BRIEF =>
Don't copy the pictures; return every other part of the records exactly.

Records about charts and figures
═══
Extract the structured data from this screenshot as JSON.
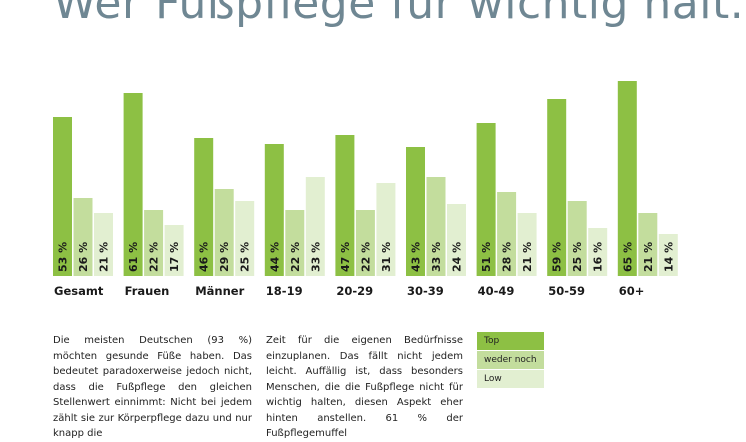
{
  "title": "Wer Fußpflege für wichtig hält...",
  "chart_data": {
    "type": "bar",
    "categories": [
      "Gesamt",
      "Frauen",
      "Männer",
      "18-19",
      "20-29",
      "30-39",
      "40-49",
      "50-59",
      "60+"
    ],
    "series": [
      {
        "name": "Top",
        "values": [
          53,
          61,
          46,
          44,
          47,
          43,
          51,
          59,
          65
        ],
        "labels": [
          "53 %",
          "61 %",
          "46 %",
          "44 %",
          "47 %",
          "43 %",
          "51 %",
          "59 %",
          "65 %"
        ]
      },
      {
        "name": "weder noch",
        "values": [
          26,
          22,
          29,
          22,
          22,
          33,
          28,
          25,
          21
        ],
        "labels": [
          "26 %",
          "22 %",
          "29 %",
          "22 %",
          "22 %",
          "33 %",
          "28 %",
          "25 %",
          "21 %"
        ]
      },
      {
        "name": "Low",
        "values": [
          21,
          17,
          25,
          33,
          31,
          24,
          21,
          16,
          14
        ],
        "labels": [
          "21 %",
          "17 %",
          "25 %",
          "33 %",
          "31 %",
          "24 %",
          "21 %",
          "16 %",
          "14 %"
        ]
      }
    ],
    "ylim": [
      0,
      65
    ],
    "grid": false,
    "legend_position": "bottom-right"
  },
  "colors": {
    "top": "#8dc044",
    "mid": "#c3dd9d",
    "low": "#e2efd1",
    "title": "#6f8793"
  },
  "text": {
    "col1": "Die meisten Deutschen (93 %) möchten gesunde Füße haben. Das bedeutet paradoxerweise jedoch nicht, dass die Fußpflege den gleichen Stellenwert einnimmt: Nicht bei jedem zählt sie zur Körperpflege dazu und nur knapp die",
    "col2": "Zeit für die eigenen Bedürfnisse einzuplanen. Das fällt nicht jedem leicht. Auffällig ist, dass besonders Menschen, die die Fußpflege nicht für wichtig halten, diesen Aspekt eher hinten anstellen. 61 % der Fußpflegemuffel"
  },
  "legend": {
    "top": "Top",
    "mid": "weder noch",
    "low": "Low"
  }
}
═══
RESPONSE =>
Extract the structured data from this screenshot as JSON.
{
  "title": "Wer Fußpflege für wichtig hält...",
  "chart_data": {
    "type": "bar",
    "categories": [
      "Gesamt",
      "Frauen",
      "Männer",
      "18-19",
      "20-29",
      "30-39",
      "40-49",
      "50-59",
      "60+"
    ],
    "series": [
      {
        "name": "Top",
        "values": [
          53,
          61,
          46,
          44,
          47,
          43,
          51,
          59,
          65
        ],
        "labels": [
          "53 %",
          "61 %",
          "46 %",
          "44 %",
          "47 %",
          "43 %",
          "51 %",
          "59 %",
          "65 %"
        ]
      },
      {
        "name": "weder noch",
        "values": [
          26,
          22,
          29,
          22,
          22,
          33,
          28,
          25,
          21
        ],
        "labels": [
          "26 %",
          "22 %",
          "29 %",
          "22 %",
          "22 %",
          "33 %",
          "28 %",
          "25 %",
          "21 %"
        ]
      },
      {
        "name": "Low",
        "values": [
          21,
          17,
          25,
          33,
          31,
          24,
          21,
          16,
          14
        ],
        "labels": [
          "21 %",
          "17 %",
          "25 %",
          "33 %",
          "31 %",
          "24 %",
          "21 %",
          "16 %",
          "14 %"
        ]
      }
    ],
    "ylim": [
      0,
      65
    ],
    "grid": false,
    "legend_position": "bottom-right"
  },
  "colors": {
    "top": "#8dc044",
    "mid": "#c3dd9d",
    "low": "#e2efd1",
    "title": "#6f8793"
  },
  "text": {
    "col1": "Die meisten Deutschen (93 %) möchten gesunde Füße haben. Das bedeutet paradoxerweise jedoch nicht, dass die Fußpflege den gleichen Stellenwert einnimmt: Nicht bei jedem zählt sie zur Körperpflege dazu und nur knapp die",
    "col2": "Zeit für die eigenen Bedürfnisse einzuplanen. Das fällt nicht jedem leicht. Auffällig ist, dass besonders Menschen, die die Fußpflege nicht für wichtig halten, diesen Aspekt eher hinten anstellen. 61 % der Fußpflegemuffel"
  },
  "legend": {
    "top": "Top",
    "mid": "weder noch",
    "low": "Low"
  }
}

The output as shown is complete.